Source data

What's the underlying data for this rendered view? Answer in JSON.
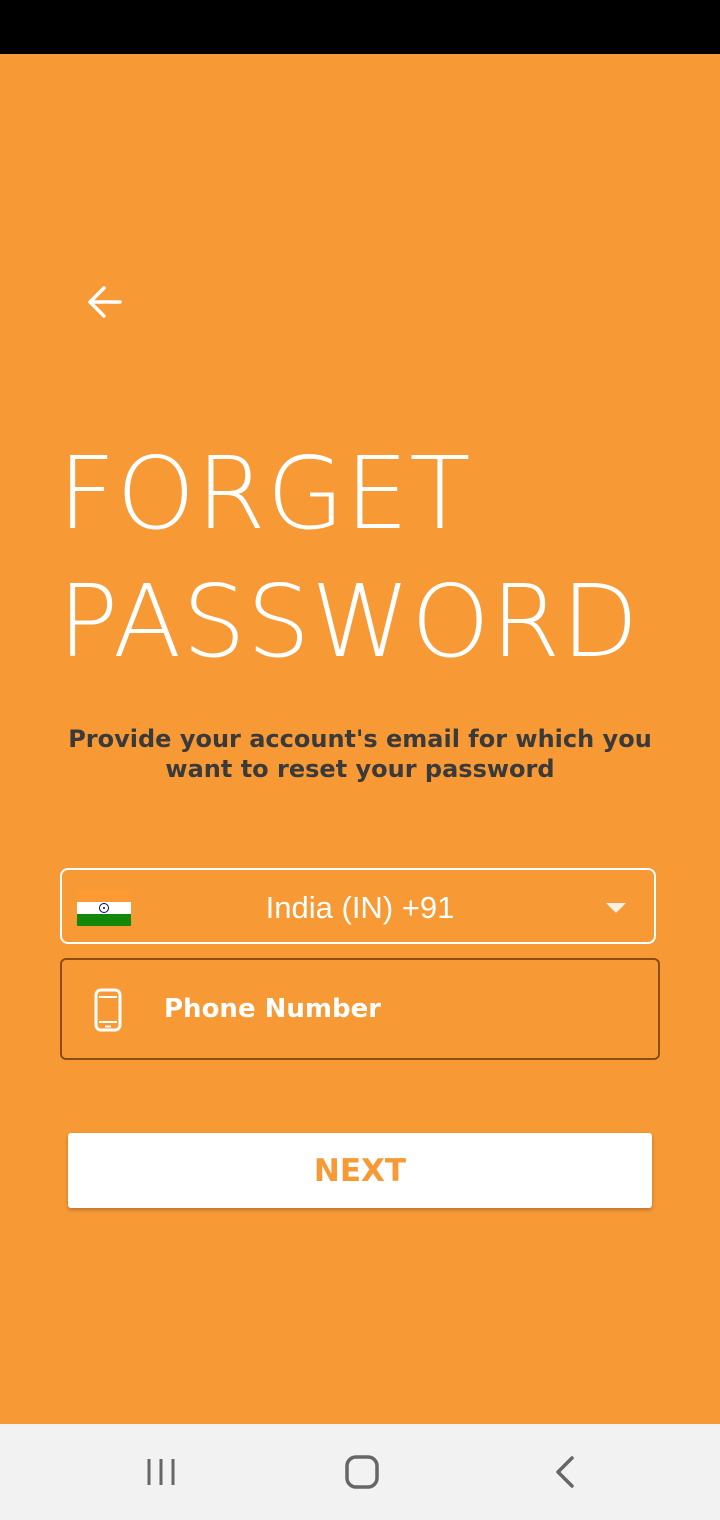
{
  "colors": {
    "background": "#F79A36",
    "status_bar": "#000000",
    "title_text": "#FFFFFF",
    "subtitle_text": "#3A3A3A",
    "phone_border": "#8A4E14",
    "button_bg": "#FFFFFF",
    "button_text": "#F79A36",
    "nav_bar": "#F2F2F2"
  },
  "header": {
    "back_icon": "arrow-left-icon",
    "title_line1": "FORGET",
    "title_line2": "PASSWORD",
    "subtitle": "Provide your account's email for which you want to reset your password"
  },
  "form": {
    "country": {
      "flag_icon": "india-flag-icon",
      "label": "India (IN)  +91",
      "dropdown_icon": "caret-down-icon"
    },
    "phone": {
      "icon": "smartphone-icon",
      "placeholder": "Phone Number"
    },
    "next_label": "NEXT"
  },
  "system_nav": {
    "recents_icon": "recent-apps-icon",
    "home_icon": "home-icon",
    "back_icon": "back-chevron-icon"
  }
}
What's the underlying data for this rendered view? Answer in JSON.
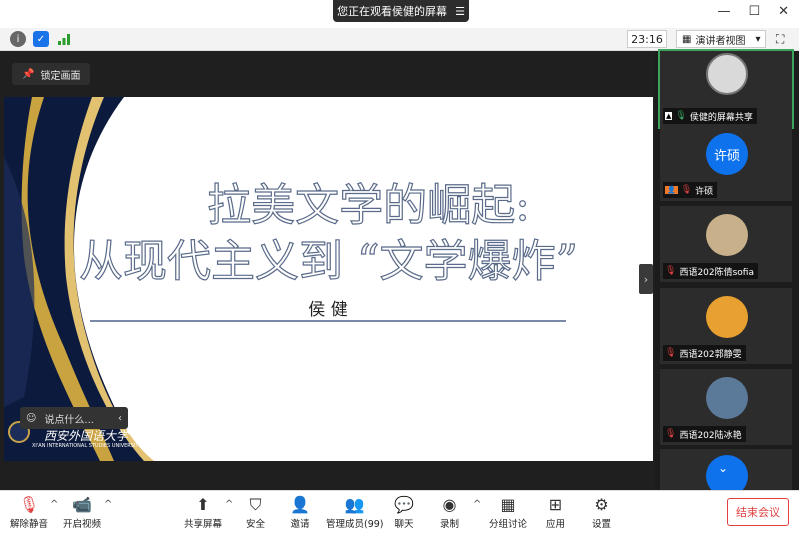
{
  "banner": {
    "text": "您正在观看侯健的屏幕",
    "menu_icon": "menu-icon"
  },
  "window": {
    "minimize": "—",
    "maximize": "☐",
    "close": "✕"
  },
  "infobar": {
    "timer": "23:16",
    "view_label": "演讲者视图",
    "view_caret": "▾"
  },
  "main": {
    "lock_label": "锁定画面",
    "chat_placeholder": "说点什么...",
    "slide": {
      "title_line1": "拉美文学的崛起:",
      "title_line2": "从现代主义到 “文学爆炸”",
      "presenter": "侯 健",
      "university_cn": "西安外国语大学",
      "university_en": "XI'AN INTERNATIONAL STUDIES UNIVERSITY"
    }
  },
  "participants": [
    {
      "name": "侯健的屏幕共享",
      "active": true,
      "avatar_color": "#d9d9d9"
    },
    {
      "name": "许硕",
      "avatar_text": "许硕",
      "avatar_color": "#0e72ed"
    },
    {
      "name": "西语202陈倩sofia",
      "avatar_color": "#c7b08a"
    },
    {
      "name": "西语202郭静雯",
      "avatar_color": "#e8a030"
    },
    {
      "name": "西语202陆冰艳",
      "avatar_color": "#5b7a9a"
    }
  ],
  "toolbar": {
    "unmute": "解除静音",
    "start_video": "开启视频",
    "share_screen": "共享屏幕",
    "security": "安全",
    "invite": "邀请",
    "manage": "管理成员(99)",
    "chat": "聊天",
    "record": "录制",
    "breakout": "分组讨论",
    "apps": "应用",
    "settings": "设置",
    "end_meeting": "结束会议"
  },
  "colors": {
    "accent_blue": "#0e72ed",
    "end_red": "#e04040",
    "active_green": "#3ba55d"
  }
}
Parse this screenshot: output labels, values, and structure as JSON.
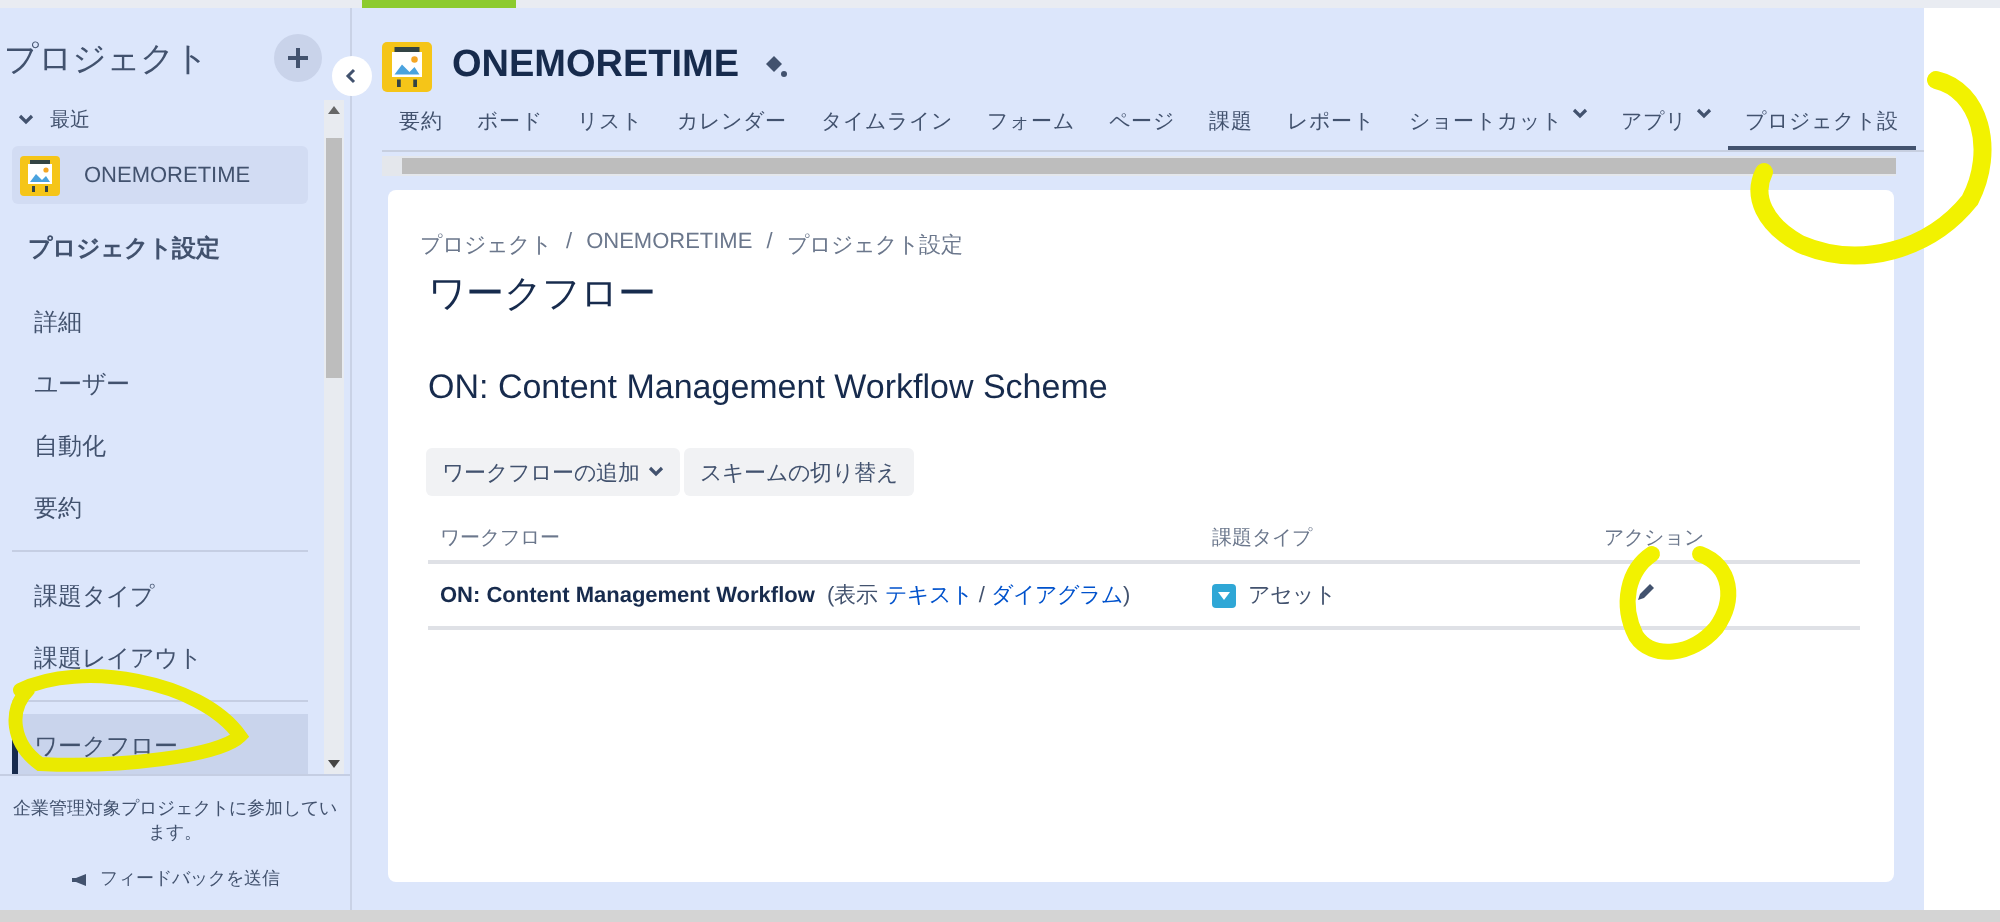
{
  "sidebar": {
    "title": "プロジェクト",
    "recent_label": "最近",
    "project": {
      "name": "ONEMORETIME"
    },
    "section_title": "プロジェクト設定",
    "groups": [
      {
        "items": [
          {
            "label": "詳細",
            "selected": false
          },
          {
            "label": "ユーザー",
            "selected": false
          },
          {
            "label": "自動化",
            "selected": false
          },
          {
            "label": "要約",
            "selected": false
          }
        ]
      },
      {
        "items": [
          {
            "label": "課題タイプ",
            "selected": false
          },
          {
            "label": "課題レイアウト",
            "selected": false
          }
        ]
      },
      {
        "items": [
          {
            "label": "ワークフロー",
            "selected": true
          }
        ]
      }
    ],
    "footer_note": "企業管理対象プロジェクトに参加しています。",
    "feedback": "フィードバックを送信"
  },
  "header": {
    "project_name": "ONEMORETIME"
  },
  "nav_tabs": [
    {
      "label": "要約",
      "selected": false,
      "has_menu": false
    },
    {
      "label": "ボード",
      "selected": false,
      "has_menu": false
    },
    {
      "label": "リスト",
      "selected": false,
      "has_menu": false
    },
    {
      "label": "カレンダー",
      "selected": false,
      "has_menu": false
    },
    {
      "label": "タイムライン",
      "selected": false,
      "has_menu": false
    },
    {
      "label": "フォーム",
      "selected": false,
      "has_menu": false
    },
    {
      "label": "ページ",
      "selected": false,
      "has_menu": false
    },
    {
      "label": "課題",
      "selected": false,
      "has_menu": false
    },
    {
      "label": "レポート",
      "selected": false,
      "has_menu": false
    },
    {
      "label": "ショートカット",
      "selected": false,
      "has_menu": true
    },
    {
      "label": "アプリ",
      "selected": false,
      "has_menu": true
    },
    {
      "label": "プロジェクト設",
      "selected": true,
      "has_menu": false
    }
  ],
  "breadcrumbs": {
    "items": [
      "プロジェクト",
      "ONEMORETIME",
      "プロジェクト設定"
    ],
    "separator": "/"
  },
  "page_title": "ワークフロー",
  "scheme_title": "ON: Content Management Workflow Scheme",
  "buttons": [
    {
      "label": "ワークフローの追加",
      "has_menu": true
    },
    {
      "label": "スキームの切り替え",
      "has_menu": false
    }
  ],
  "table": {
    "columns": [
      "ワークフロー",
      "課題タイプ",
      "アクション"
    ],
    "rows": [
      {
        "workflow": "ON: Content Management Workflow",
        "view_prefix": "(表示",
        "view_links": [
          "テキスト",
          "ダイアグラム"
        ],
        "view_separator": "/",
        "view_suffix": ")",
        "issue_type": "アセット"
      }
    ]
  }
}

### REQUIRED WORK
Copy out the entries verbatim and leave the images out.

### TASK RESULT
What's the underlying data for this rendered view? Answer in JSON.
{
  "colors": {
    "background": "#F79A36",
    "status_bar": "#000000",
    "title_text": "#FFFFFF",
    "subtitle_text": "#3A3A3A",
    "phone_border": "#8A4E14",
    "button_bg": "#FFFFFF",
    "button_text": "#F79A36",
    "nav_bar": "#F2F2F2"
  },
  "header": {
    "back_icon": "arrow-left-icon",
    "title_line1": "FORGET",
    "title_line2": "PASSWORD",
    "subtitle": "Provide your account's email for which you want to reset your password"
  },
  "form": {
    "country": {
      "flag_icon": "india-flag-icon",
      "label": "India (IN)  +91",
      "dropdown_icon": "caret-down-icon"
    },
    "phone": {
      "icon": "smartphone-icon",
      "placeholder": "Phone Number"
    },
    "next_label": "NEXT"
  },
  "system_nav": {
    "recents_icon": "recent-apps-icon",
    "home_icon": "home-icon",
    "back_icon": "back-chevron-icon"
  }
}
What's the underlying data for this rendered view? Answer in JSON.
{
  "banner": {
    "text": "您正在观看侯健的屏幕",
    "menu_icon": "menu-icon"
  },
  "window": {
    "minimize": "—",
    "maximize": "☐",
    "close": "✕"
  },
  "infobar": {
    "timer": "23:16",
    "view_label": "演讲者视图",
    "view_caret": "▾"
  },
  "main": {
    "lock_label": "锁定画面",
    "chat_placeholder": "说点什么...",
    "slide": {
      "title_line1": "拉美文学的崛起:",
      "title_line2": "从现代主义到 “文学爆炸”",
      "presenter": "侯 健",
      "university_cn": "西安外国语大学",
      "university_en": "XI'AN INTERNATIONAL STUDIES UNIVERSITY"
    }
  },
  "participants": [
    {
      "name": "侯健的屏幕共享",
      "active": true,
      "avatar_color": "#d9d9d9"
    },
    {
      "name": "许硕",
      "avatar_text": "许硕",
      "avatar_color": "#0e72ed"
    },
    {
      "name": "西语202陈倩sofia",
      "avatar_color": "#c7b08a"
    },
    {
      "name": "西语202郭静雯",
      "avatar_color": "#e8a030"
    },
    {
      "name": "西语202陆冰艳",
      "avatar_color": "#5b7a9a"
    }
  ],
  "toolbar": {
    "unmute": "解除静音",
    "start_video": "开启视频",
    "share_screen": "共享屏幕",
    "security": "安全",
    "invite": "邀请",
    "manage": "管理成员(99)",
    "chat": "聊天",
    "record": "录制",
    "breakout": "分组讨论",
    "apps": "应用",
    "settings": "设置",
    "end_meeting": "结束会议"
  },
  "colors": {
    "accent_blue": "#0e72ed",
    "end_red": "#e04040",
    "active_green": "#3ba55d"
  }
}
Parse this screenshot: output labels, values, and structure as JSON.
{
  "sidebar": {
    "title": "プロジェクト",
    "recent_label": "最近",
    "project": {
      "name": "ONEMORETIME"
    },
    "section_title": "プロジェクト設定",
    "groups": [
      {
        "items": [
          {
            "label": "詳細",
            "selected": false
          },
          {
            "label": "ユーザー",
            "selected": false
          },
          {
            "label": "自動化",
            "selected": false
          },
          {
            "label": "要約",
            "selected": false
          }
        ]
      },
      {
        "items": [
          {
            "label": "課題タイプ",
            "selected": false
          },
          {
            "label": "課題レイアウト",
            "selected": false
          }
        ]
      },
      {
        "items": [
          {
            "label": "ワークフロー",
            "selected": true
          }
        ]
      }
    ],
    "footer_note": "企業管理対象プロジェクトに参加しています。",
    "feedback": "フィードバックを送信"
  },
  "header": {
    "project_name": "ONEMORETIME"
  },
  "nav_tabs": [
    {
      "label": "要約",
      "selected": false,
      "has_menu": false
    },
    {
      "label": "ボード",
      "selected": false,
      "has_menu": false
    },
    {
      "label": "リスト",
      "selected": false,
      "has_menu": false
    },
    {
      "label": "カレンダー",
      "selected": false,
      "has_menu": false
    },
    {
      "label": "タイムライン",
      "selected": false,
      "has_menu": false
    },
    {
      "label": "フォーム",
      "selected": false,
      "has_menu": false
    },
    {
      "label": "ページ",
      "selected": false,
      "has_menu": false
    },
    {
      "label": "課題",
      "selected": false,
      "has_menu": false
    },
    {
      "label": "レポート",
      "selected": false,
      "has_menu": false
    },
    {
      "label": "ショートカット",
      "selected": false,
      "has_menu": true
    },
    {
      "label": "アプリ",
      "selected": false,
      "has_menu": true
    },
    {
      "label": "プロジェクト設",
      "selected": true,
      "has_menu": false
    }
  ],
  "breadcrumbs": {
    "items": [
      "プロジェクト",
      "ONEMORETIME",
      "プロジェクト設定"
    ],
    "separator": "/"
  },
  "page_title": "ワークフロー",
  "scheme_title": "ON: Content Management Workflow Scheme",
  "buttons": [
    {
      "label": "ワークフローの追加",
      "has_menu": true
    },
    {
      "label": "スキームの切り替え",
      "has_menu": false
    }
  ],
  "table": {
    "columns": [
      "ワークフロー",
      "課題タイプ",
      "アクション"
    ],
    "rows": [
      {
        "workflow": "ON: Content Management Workflow",
        "view_prefix": "(表示",
        "view_links": [
          "テキスト",
          "ダイアグラム"
        ],
        "view_separator": "/",
        "view_suffix": ")",
        "issue_type": "アセット"
      }
    ]
  }
}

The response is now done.